## Problem statement
Repeat the listing below in full, exactly as it stands.

## Data entries
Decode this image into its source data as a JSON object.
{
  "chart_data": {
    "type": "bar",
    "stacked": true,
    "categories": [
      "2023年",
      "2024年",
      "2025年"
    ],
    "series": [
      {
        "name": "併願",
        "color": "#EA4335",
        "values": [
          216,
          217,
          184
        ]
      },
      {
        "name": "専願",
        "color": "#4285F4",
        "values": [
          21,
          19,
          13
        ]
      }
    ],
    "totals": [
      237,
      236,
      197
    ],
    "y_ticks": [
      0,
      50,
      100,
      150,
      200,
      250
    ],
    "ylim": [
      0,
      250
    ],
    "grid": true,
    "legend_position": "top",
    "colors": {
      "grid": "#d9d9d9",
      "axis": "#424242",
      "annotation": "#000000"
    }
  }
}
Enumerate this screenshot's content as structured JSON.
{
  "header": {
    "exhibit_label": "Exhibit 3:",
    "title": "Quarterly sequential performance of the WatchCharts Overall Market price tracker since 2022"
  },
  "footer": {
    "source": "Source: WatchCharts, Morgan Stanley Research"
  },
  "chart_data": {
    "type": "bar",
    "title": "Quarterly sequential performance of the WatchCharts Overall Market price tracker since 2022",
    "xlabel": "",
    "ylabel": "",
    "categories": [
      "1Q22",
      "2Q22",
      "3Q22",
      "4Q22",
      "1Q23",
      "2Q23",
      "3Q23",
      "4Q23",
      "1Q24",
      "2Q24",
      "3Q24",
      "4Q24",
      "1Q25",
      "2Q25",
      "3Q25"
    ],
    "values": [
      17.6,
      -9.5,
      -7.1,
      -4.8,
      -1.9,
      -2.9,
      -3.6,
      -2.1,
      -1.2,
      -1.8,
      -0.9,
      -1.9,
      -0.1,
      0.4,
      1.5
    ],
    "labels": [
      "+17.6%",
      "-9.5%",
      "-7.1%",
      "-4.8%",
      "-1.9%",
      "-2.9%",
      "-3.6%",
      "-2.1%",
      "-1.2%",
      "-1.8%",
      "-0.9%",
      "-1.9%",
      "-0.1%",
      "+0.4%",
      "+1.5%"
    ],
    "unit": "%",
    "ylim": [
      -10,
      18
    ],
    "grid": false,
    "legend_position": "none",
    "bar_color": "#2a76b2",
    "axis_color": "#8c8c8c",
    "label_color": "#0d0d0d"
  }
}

## Full response
Decode this image into its source data as a JSON object.
{
  "chart_data": {
    "type": "bar",
    "stacked": true,
    "categories": [
      "2023年",
      "2024年",
      "2025年"
    ],
    "series": [
      {
        "name": "併願",
        "color": "#EA4335",
        "values": [
          216,
          217,
          184
        ]
      },
      {
        "name": "専願",
        "color": "#4285F4",
        "values": [
          21,
          19,
          13
        ]
      }
    ],
    "totals": [
      237,
      236,
      197
    ],
    "y_ticks": [
      0,
      50,
      100,
      150,
      200,
      250
    ],
    "ylim": [
      0,
      250
    ],
    "grid": true,
    "legend_position": "top",
    "colors": {
      "grid": "#d9d9d9",
      "axis": "#424242",
      "annotation": "#000000"
    }
  }
}
Enumerate this screenshot's content as structured JSON.
{
  "header": {
    "exhibit_label": "Exhibit 3:",
    "title": "Quarterly sequential performance of the WatchCharts Overall Market price tracker since 2022"
  },
  "footer": {
    "source": "Source: WatchCharts, Morgan Stanley Research"
  },
  "chart_data": {
    "type": "bar",
    "title": "Quarterly sequential performance of the WatchCharts Overall Market price tracker since 2022",
    "xlabel": "",
    "ylabel": "",
    "categories": [
      "1Q22",
      "2Q22",
      "3Q22",
      "4Q22",
      "1Q23",
      "2Q23",
      "3Q23",
      "4Q23",
      "1Q24",
      "2Q24",
      "3Q24",
      "4Q24",
      "1Q25",
      "2Q25",
      "3Q25"
    ],
    "values": [
      17.6,
      -9.5,
      -7.1,
      -4.8,
      -1.9,
      -2.9,
      -3.6,
      -2.1,
      -1.2,
      -1.8,
      -0.9,
      -1.9,
      -0.1,
      0.4,
      1.5
    ],
    "labels": [
      "+17.6%",
      "-9.5%",
      "-7.1%",
      "-4.8%",
      "-1.9%",
      "-2.9%",
      "-3.6%",
      "-2.1%",
      "-1.2%",
      "-1.8%",
      "-0.9%",
      "-1.9%",
      "-0.1%",
      "+0.4%",
      "+1.5%"
    ],
    "unit": "%",
    "ylim": [
      -10,
      18
    ],
    "grid": false,
    "legend_position": "none",
    "bar_color": "#2a76b2",
    "axis_color": "#8c8c8c",
    "label_color": "#0d0d0d"
  }
}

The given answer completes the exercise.